» Supplied data
- - - - - - -

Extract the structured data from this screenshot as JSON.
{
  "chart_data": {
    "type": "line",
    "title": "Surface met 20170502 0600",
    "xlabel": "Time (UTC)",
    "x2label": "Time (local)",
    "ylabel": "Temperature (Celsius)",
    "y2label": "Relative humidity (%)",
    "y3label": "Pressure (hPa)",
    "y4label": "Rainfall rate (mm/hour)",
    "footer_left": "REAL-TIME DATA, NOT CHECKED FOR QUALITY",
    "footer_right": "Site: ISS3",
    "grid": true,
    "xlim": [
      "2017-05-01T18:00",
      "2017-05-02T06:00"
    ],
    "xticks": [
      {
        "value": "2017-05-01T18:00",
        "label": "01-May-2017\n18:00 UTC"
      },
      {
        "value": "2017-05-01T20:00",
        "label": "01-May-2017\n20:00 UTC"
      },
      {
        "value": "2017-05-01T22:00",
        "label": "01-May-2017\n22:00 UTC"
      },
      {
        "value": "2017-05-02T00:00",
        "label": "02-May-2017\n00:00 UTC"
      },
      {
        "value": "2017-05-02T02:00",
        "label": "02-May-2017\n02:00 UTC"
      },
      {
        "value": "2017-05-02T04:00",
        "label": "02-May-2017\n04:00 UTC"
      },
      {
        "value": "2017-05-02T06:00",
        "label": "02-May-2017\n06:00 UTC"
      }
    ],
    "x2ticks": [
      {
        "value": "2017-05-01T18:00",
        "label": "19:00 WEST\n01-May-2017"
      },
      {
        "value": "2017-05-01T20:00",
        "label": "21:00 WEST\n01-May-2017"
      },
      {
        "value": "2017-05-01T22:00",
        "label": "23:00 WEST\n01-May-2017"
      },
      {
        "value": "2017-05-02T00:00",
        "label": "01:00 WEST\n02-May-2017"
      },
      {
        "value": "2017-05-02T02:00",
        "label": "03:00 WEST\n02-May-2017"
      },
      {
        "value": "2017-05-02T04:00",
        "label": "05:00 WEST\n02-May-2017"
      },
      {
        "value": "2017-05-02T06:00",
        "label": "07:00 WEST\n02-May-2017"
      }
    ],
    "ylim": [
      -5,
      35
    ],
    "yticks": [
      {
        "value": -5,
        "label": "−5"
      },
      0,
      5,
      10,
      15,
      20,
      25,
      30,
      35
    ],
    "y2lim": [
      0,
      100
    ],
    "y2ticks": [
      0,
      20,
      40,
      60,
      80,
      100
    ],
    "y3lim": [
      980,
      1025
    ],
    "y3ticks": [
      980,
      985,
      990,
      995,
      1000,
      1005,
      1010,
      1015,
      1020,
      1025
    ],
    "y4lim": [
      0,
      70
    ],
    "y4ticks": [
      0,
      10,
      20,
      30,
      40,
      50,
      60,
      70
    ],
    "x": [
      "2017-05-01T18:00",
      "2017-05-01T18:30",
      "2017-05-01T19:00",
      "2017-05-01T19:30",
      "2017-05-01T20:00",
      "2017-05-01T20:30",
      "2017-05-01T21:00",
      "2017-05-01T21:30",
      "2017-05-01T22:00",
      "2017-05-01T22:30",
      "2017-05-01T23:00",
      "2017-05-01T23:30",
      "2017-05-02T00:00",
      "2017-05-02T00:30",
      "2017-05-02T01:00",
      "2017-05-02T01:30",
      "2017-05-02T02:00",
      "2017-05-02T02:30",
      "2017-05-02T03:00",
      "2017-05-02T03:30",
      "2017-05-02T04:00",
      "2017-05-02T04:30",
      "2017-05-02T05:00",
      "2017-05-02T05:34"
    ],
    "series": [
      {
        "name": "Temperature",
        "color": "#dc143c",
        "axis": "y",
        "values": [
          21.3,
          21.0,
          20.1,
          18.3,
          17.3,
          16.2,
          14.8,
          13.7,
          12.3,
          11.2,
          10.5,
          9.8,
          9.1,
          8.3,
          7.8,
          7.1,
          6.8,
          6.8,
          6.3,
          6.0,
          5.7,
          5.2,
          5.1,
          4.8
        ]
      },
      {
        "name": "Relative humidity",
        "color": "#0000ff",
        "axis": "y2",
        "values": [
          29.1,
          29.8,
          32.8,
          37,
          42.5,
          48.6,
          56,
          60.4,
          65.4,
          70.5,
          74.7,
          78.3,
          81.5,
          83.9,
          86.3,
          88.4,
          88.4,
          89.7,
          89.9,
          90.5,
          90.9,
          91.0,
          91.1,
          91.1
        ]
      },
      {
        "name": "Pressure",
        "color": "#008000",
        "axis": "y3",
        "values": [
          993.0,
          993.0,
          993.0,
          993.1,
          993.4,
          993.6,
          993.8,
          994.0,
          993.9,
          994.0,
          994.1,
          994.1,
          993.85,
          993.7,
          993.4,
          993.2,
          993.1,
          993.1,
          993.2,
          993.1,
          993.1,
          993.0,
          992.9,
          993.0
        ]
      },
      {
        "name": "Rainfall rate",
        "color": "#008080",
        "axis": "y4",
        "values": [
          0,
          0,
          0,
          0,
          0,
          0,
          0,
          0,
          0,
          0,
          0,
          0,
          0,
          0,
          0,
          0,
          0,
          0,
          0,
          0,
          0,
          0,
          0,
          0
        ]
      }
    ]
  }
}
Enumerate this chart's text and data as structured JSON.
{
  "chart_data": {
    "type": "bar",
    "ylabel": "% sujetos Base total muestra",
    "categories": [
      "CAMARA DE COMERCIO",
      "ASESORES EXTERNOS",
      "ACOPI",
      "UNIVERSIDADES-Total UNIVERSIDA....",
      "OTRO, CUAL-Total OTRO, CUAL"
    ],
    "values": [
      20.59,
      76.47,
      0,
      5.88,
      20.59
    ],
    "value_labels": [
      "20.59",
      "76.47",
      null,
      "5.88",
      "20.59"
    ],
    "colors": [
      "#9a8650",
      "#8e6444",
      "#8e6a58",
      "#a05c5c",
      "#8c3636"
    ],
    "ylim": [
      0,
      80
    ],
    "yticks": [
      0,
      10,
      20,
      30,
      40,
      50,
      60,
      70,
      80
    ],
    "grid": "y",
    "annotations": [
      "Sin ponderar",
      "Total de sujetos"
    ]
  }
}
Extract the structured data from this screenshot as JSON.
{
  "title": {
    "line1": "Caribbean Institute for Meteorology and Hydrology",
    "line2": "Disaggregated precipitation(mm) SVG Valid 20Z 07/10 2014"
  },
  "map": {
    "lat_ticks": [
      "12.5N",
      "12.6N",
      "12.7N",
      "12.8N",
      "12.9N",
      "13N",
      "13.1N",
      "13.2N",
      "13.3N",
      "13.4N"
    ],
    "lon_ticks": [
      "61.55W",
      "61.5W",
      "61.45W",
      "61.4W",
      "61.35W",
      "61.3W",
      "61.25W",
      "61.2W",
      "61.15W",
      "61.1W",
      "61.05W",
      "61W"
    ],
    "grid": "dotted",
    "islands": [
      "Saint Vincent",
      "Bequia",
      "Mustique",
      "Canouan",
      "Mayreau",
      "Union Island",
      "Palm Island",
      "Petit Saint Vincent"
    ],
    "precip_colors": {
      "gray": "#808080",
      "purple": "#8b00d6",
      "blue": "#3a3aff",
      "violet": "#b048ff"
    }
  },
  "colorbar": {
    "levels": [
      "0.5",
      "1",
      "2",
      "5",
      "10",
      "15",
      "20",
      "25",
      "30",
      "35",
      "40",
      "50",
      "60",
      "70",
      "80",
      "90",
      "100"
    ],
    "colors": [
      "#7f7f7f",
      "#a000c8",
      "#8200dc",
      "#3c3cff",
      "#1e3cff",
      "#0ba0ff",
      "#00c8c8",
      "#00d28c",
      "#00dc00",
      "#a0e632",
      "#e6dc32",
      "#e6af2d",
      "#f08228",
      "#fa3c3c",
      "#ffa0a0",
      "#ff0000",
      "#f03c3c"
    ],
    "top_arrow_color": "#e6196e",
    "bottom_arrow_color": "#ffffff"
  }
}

- - - - - - -

» What is being asked
Gather each line in the data that holds the string "WEST".

» The response
        "label": "19:00 WEST\n01-May-2017"
        "label": "21:00 WEST\n01-May-2017"
        "label": "23:00 WEST\n01-May-2017"
        "label": "01:00 WEST\n02-May-2017"
        "label": "03:00 WEST\n02-May-2017"
        "label": "05:00 WEST\n02-May-2017"
        "label": "07:00 WEST\n02-May-2017"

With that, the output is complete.